- [Task data]

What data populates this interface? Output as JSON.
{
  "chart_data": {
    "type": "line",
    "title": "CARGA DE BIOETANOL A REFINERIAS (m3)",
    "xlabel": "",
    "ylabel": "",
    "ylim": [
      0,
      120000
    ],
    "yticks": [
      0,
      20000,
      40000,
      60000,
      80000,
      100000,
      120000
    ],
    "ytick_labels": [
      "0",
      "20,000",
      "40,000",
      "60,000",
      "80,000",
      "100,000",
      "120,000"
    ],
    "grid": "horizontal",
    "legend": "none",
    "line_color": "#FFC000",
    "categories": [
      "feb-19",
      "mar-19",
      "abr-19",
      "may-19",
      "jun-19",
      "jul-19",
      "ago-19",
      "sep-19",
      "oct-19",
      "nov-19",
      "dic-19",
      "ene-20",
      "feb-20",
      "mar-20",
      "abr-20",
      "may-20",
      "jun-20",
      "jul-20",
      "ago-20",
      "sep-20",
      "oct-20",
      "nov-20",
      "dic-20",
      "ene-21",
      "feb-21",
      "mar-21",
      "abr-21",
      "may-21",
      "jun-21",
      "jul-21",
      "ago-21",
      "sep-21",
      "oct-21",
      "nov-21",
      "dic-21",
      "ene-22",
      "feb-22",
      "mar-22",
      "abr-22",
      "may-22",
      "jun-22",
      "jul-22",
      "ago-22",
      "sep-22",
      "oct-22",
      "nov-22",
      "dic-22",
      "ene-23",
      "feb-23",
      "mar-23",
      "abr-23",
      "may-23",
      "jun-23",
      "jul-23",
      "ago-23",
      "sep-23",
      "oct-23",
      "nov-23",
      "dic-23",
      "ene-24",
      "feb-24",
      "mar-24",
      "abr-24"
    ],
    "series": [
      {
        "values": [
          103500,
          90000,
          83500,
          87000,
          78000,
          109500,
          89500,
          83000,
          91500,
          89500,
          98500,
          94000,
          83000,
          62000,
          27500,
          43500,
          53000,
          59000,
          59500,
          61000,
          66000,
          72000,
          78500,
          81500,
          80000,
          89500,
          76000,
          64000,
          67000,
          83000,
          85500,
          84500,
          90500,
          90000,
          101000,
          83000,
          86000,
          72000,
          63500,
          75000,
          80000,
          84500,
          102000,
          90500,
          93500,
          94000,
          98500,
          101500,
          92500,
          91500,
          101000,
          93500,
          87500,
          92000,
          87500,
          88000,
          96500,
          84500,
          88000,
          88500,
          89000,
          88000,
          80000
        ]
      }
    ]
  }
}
...
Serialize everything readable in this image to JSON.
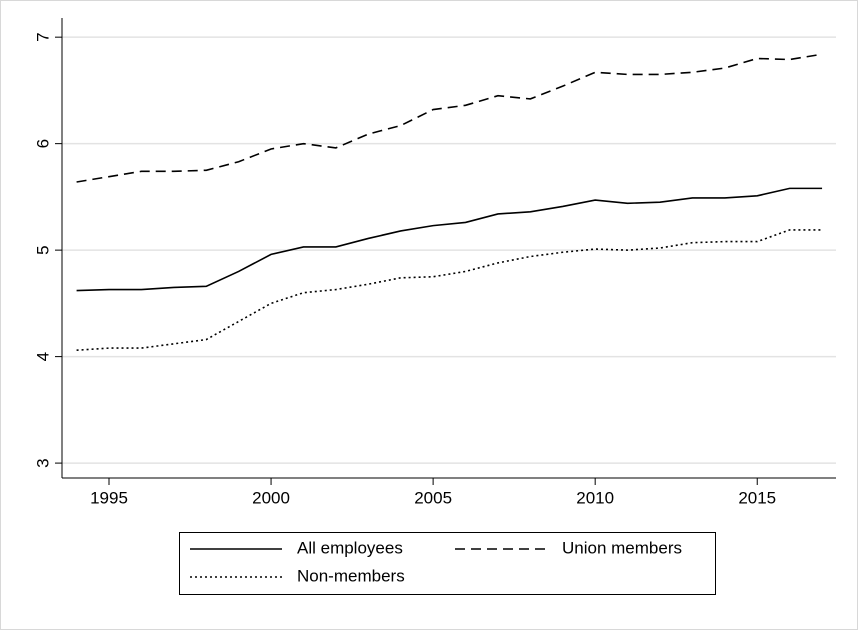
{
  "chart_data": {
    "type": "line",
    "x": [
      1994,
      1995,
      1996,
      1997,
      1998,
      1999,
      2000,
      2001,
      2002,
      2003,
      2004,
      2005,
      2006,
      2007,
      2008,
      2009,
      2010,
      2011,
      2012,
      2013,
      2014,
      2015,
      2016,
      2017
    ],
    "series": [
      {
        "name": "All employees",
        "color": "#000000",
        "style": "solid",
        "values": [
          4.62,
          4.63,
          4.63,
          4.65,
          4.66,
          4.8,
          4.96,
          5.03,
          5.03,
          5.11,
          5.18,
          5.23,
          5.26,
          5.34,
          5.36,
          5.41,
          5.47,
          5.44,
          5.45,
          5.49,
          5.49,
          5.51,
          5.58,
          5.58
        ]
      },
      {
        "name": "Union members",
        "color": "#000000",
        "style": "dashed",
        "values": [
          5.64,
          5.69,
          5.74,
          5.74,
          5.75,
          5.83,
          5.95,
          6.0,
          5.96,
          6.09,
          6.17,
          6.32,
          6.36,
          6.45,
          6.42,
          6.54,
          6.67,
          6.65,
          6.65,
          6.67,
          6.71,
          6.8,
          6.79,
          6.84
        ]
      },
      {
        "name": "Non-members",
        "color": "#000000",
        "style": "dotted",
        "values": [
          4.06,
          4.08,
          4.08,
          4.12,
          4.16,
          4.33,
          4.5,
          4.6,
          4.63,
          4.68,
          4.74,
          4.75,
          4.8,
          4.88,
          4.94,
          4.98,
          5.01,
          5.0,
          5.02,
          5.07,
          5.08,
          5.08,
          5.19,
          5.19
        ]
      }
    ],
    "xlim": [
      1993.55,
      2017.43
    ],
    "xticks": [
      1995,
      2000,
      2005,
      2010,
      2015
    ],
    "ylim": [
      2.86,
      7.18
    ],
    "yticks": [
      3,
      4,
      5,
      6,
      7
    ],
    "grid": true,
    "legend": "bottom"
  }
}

- [Prompt] Find each line holding the word "this" and copy it.

- [Written reply]
What data populates this interface? Output as JSON.
Serialize everything readable in this image to JSON.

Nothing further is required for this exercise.